LISTED RECORDS:
------------

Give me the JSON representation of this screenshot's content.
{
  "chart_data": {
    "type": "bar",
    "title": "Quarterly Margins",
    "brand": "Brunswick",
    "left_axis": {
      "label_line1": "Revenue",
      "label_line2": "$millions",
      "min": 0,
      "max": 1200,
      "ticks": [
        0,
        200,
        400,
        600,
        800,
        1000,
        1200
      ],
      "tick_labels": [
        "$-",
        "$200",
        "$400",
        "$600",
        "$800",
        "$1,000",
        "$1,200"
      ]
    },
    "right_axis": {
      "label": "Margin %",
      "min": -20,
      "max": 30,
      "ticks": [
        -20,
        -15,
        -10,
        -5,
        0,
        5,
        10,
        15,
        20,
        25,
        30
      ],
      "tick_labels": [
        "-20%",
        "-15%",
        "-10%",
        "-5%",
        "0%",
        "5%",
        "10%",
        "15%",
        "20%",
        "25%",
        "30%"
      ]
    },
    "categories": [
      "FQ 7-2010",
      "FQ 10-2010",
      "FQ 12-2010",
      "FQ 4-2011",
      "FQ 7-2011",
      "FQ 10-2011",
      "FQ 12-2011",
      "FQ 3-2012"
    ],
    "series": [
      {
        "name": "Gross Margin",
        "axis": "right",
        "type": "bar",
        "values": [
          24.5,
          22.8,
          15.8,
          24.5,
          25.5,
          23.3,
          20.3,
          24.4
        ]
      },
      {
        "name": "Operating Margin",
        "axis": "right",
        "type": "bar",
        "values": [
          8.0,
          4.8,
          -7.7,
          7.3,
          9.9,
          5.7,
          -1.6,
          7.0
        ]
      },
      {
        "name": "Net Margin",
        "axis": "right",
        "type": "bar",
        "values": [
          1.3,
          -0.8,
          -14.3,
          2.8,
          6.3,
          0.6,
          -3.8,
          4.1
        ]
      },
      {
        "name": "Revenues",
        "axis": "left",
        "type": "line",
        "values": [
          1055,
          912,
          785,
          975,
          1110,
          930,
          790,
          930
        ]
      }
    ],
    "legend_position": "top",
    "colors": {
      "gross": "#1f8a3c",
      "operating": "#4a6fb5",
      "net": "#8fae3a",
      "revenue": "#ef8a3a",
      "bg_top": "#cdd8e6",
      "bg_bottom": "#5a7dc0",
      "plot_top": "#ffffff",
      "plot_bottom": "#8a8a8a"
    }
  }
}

------------

SHORT PROBLEM: Each record should come back exactly as written.

COMPLETE ANSWER:
Give me the JSON representation of this screenshot's content.
{
  "chart_data": {
    "type": "bar",
    "title": "Quarterly Margins",
    "brand": "Brunswick",
    "left_axis": {
      "label_line1": "Revenue",
      "label_line2": "$millions",
      "min": 0,
      "max": 1200,
      "ticks": [
        0,
        200,
        400,
        600,
        800,
        1000,
        1200
      ],
      "tick_labels": [
        "$-",
        "$200",
        "$400",
        "$600",
        "$800",
        "$1,000",
        "$1,200"
      ]
    },
    "right_axis": {
      "label": "Margin %",
      "min": -20,
      "max": 30,
      "ticks": [
        -20,
        -15,
        -10,
        -5,
        0,
        5,
        10,
        15,
        20,
        25,
        30
      ],
      "tick_labels": [
        "-20%",
        "-15%",
        "-10%",
        "-5%",
        "0%",
        "5%",
        "10%",
        "15%",
        "20%",
        "25%",
        "30%"
      ]
    },
    "categories": [
      "FQ 7-2010",
      "FQ 10-2010",
      "FQ 12-2010",
      "FQ 4-2011",
      "FQ 7-2011",
      "FQ 10-2011",
      "FQ 12-2011",
      "FQ 3-2012"
    ],
    "series": [
      {
        "name": "Gross Margin",
        "axis": "right",
        "type": "bar",
        "values": [
          24.5,
          22.8,
          15.8,
          24.5,
          25.5,
          23.3,
          20.3,
          24.4
        ]
      },
      {
        "name": "Operating Margin",
        "axis": "right",
        "type": "bar",
        "values": [
          8.0,
          4.8,
          -7.7,
          7.3,
          9.9,
          5.7,
          -1.6,
          7.0
        ]
      },
      {
        "name": "Net Margin",
        "axis": "right",
        "type": "bar",
        "values": [
          1.3,
          -0.8,
          -14.3,
          2.8,
          6.3,
          0.6,
          -3.8,
          4.1
        ]
      },
      {
        "name": "Revenues",
        "axis": "left",
        "type": "line",
        "values": [
          1055,
          912,
          785,
          975,
          1110,
          930,
          790,
          930
        ]
      }
    ],
    "legend_position": "top",
    "colors": {
      "gross": "#1f8a3c",
      "operating": "#4a6fb5",
      "net": "#8fae3a",
      "revenue": "#ef8a3a",
      "bg_top": "#cdd8e6",
      "bg_bottom": "#5a7dc0",
      "plot_top": "#ffffff",
      "plot_bottom": "#8a8a8a"
    }
  }
}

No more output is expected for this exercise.